— Start —

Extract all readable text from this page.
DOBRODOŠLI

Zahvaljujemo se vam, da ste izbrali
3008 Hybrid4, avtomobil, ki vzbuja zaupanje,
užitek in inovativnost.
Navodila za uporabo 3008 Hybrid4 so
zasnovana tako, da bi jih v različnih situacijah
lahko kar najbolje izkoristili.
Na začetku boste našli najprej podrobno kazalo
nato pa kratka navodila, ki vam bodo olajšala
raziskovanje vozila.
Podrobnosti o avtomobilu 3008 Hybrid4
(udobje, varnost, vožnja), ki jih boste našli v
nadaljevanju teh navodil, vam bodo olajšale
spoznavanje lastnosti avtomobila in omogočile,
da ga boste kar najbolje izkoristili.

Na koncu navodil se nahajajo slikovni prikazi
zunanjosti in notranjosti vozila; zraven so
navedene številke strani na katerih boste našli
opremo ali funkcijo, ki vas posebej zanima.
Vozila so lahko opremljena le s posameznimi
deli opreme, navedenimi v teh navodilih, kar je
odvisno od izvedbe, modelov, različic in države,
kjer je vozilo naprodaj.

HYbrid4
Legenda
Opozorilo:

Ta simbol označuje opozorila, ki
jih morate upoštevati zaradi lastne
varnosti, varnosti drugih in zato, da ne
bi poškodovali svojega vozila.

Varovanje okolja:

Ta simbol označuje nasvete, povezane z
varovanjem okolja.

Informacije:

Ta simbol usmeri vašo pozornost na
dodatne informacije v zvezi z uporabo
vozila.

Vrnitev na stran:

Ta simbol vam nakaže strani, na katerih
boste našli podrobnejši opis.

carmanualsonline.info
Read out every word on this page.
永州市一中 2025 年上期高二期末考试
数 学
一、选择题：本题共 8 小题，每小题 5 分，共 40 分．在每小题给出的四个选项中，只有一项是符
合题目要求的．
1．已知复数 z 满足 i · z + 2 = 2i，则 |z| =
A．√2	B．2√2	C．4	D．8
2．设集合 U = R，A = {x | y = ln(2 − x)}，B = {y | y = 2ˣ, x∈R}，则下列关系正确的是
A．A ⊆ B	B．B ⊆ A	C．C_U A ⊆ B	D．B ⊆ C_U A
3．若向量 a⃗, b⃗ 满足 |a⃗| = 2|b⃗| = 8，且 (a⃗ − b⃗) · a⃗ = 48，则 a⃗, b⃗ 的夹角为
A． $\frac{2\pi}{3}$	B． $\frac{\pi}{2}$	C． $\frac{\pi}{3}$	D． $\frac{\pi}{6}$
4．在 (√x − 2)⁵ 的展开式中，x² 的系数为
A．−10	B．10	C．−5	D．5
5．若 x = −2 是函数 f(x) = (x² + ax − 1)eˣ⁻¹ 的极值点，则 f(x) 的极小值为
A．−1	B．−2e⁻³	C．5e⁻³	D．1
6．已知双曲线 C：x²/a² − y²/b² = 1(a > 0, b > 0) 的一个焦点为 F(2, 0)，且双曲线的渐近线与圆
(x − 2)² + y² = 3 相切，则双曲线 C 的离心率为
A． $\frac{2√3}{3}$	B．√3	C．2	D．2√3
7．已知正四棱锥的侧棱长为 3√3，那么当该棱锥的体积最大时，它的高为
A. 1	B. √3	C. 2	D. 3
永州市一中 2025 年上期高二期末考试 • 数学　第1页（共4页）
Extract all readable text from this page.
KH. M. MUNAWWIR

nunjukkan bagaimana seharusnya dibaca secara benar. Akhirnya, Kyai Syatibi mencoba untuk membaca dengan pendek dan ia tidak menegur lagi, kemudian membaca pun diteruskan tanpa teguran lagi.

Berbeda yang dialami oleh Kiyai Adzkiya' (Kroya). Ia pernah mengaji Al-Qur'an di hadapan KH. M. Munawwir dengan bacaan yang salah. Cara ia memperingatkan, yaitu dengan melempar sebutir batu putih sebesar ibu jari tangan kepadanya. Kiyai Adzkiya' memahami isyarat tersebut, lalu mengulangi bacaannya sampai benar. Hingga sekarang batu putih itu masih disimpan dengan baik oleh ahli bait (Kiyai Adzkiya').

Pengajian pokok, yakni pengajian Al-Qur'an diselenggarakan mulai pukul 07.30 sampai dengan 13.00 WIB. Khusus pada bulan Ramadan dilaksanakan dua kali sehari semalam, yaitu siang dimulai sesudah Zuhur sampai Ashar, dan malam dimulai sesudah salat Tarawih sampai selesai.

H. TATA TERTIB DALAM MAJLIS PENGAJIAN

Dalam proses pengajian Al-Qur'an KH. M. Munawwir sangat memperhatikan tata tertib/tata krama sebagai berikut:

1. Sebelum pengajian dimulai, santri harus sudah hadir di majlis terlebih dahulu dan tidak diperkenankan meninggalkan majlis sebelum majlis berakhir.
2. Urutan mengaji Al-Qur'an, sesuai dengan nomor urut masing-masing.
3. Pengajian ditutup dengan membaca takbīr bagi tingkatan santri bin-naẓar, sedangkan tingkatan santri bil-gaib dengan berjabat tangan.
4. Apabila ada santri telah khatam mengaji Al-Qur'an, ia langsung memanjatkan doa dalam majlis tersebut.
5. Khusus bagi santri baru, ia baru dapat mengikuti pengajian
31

— End —

Exercise directions: Give all of the entries again, word for word.

Full answer:
Extract all readable text from this page.
DOBRODOŠLI

Zahvaljujemo se vam, da ste izbrali
3008 Hybrid4, avtomobil, ki vzbuja zaupanje,
užitek in inovativnost.
Navodila za uporabo 3008 Hybrid4 so
zasnovana tako, da bi jih v različnih situacijah
lahko kar najbolje izkoristili.
Na začetku boste našli najprej podrobno kazalo
nato pa kratka navodila, ki vam bodo olajšala
raziskovanje vozila.
Podrobnosti o avtomobilu 3008 Hybrid4
(udobje, varnost, vožnja), ki jih boste našli v
nadaljevanju teh navodil, vam bodo olajšale
spoznavanje lastnosti avtomobila in omogočile,
da ga boste kar najbolje izkoristili.

Na koncu navodil se nahajajo slikovni prikazi
zunanjosti in notranjosti vozila; zraven so
navedene številke strani na katerih boste našli
opremo ali funkcijo, ki vas posebej zanima.
Vozila so lahko opremljena le s posameznimi
deli opreme, navedenimi v teh navodilih, kar je
odvisno od izvedbe, modelov, različic in države,
kjer je vozilo naprodaj.

HYbrid4
Legenda
Opozorilo:

Ta simbol označuje opozorila, ki
jih morate upoštevati zaradi lastne
varnosti, varnosti drugih in zato, da ne
bi poškodovali svojega vozila.

Varovanje okolja:

Ta simbol označuje nasvete, povezane z
varovanjem okolja.

Informacije:

Ta simbol usmeri vašo pozornost na
dodatne informacije v zvezi z uporabo
vozila.

Vrnitev na stran:

Ta simbol vam nakaže strani, na katerih
boste našli podrobnejši opis.

carmanualsonline.info
Read out every word on this page.
永州市一中 2025 年上期高二期末考试
数 学
一、选择题：本题共 8 小题，每小题 5 分，共 40 分．在每小题给出的四个选项中，只有一项是符
合题目要求的．
1．已知复数 z 满足 i · z + 2 = 2i，则 |z| =
A．√2	B．2√2	C．4	D．8
2．设集合 U = R，A = {x | y = ln(2 − x)}，B = {y | y = 2ˣ, x∈R}，则下列关系正确的是
A．A ⊆ B	B．B ⊆ A	C．C_U A ⊆ B	D．B ⊆ C_U A
3．若向量 a⃗, b⃗ 满足 |a⃗| = 2|b⃗| = 8，且 (a⃗ − b⃗) · a⃗ = 48，则 a⃗, b⃗ 的夹角为
A． $\frac{2\pi}{3}$	B． $\frac{\pi}{2}$	C． $\frac{\pi}{3}$	D． $\frac{\pi}{6}$
4．在 (√x − 2)⁵ 的展开式中，x² 的系数为
A．−10	B．10	C．−5	D．5
5．若 x = −2 是函数 f(x) = (x² + ax − 1)eˣ⁻¹ 的极值点，则 f(x) 的极小值为
A．−1	B．−2e⁻³	C．5e⁻³	D．1
6．已知双曲线 C：x²/a² − y²/b² = 1(a > 0, b > 0) 的一个焦点为 F(2, 0)，且双曲线的渐近线与圆
(x − 2)² + y² = 3 相切，则双曲线 C 的离心率为
A． $\frac{2√3}{3}$	B．√3	C．2	D．2√3
7．已知正四棱锥的侧棱长为 3√3，那么当该棱锥的体积最大时，它的高为
A. 1	B. √3	C. 2	D. 3
永州市一中 2025 年上期高二期末考试 • 数学　第1页（共4页）
Extract all readable text from this page.
KH. M. MUNAWWIR

nunjukkan bagaimana seharusnya dibaca secara benar. Akhirnya, Kyai Syatibi mencoba untuk membaca dengan pendek dan ia tidak menegur lagi, kemudian membaca pun diteruskan tanpa teguran lagi.

Berbeda yang dialami oleh Kiyai Adzkiya' (Kroya). Ia pernah mengaji Al-Qur'an di hadapan KH. M. Munawwir dengan bacaan yang salah. Cara ia memperingatkan, yaitu dengan melempar sebutir batu putih sebesar ibu jari tangan kepadanya. Kiyai Adzkiya' memahami isyarat tersebut, lalu mengulangi bacaannya sampai benar. Hingga sekarang batu putih itu masih disimpan dengan baik oleh ahli bait (Kiyai Adzkiya').

Pengajian pokok, yakni pengajian Al-Qur'an diselenggarakan mulai pukul 07.30 sampai dengan 13.00 WIB. Khusus pada bulan Ramadan dilaksanakan dua kali sehari semalam, yaitu siang dimulai sesudah Zuhur sampai Ashar, dan malam dimulai sesudah salat Tarawih sampai selesai.

H. TATA TERTIB DALAM MAJLIS PENGAJIAN

Dalam proses pengajian Al-Qur'an KH. M. Munawwir sangat memperhatikan tata tertib/tata krama sebagai berikut:

1. Sebelum pengajian dimulai, santri harus sudah hadir di majlis terlebih dahulu dan tidak diperkenankan meninggalkan majlis sebelum majlis berakhir.
2. Urutan mengaji Al-Qur'an, sesuai dengan nomor urut masing-masing.
3. Pengajian ditutup dengan membaca takbīr bagi tingkatan santri bin-naẓar, sedangkan tingkatan santri bil-gaib dengan berjabat tangan.
4. Apabila ada santri telah khatam mengaji Al-Qur'an, ia langsung memanjatkan doa dalam majlis tersebut.
5. Khusus bagi santri baru, ia baru dapat mengikuti pengajian
31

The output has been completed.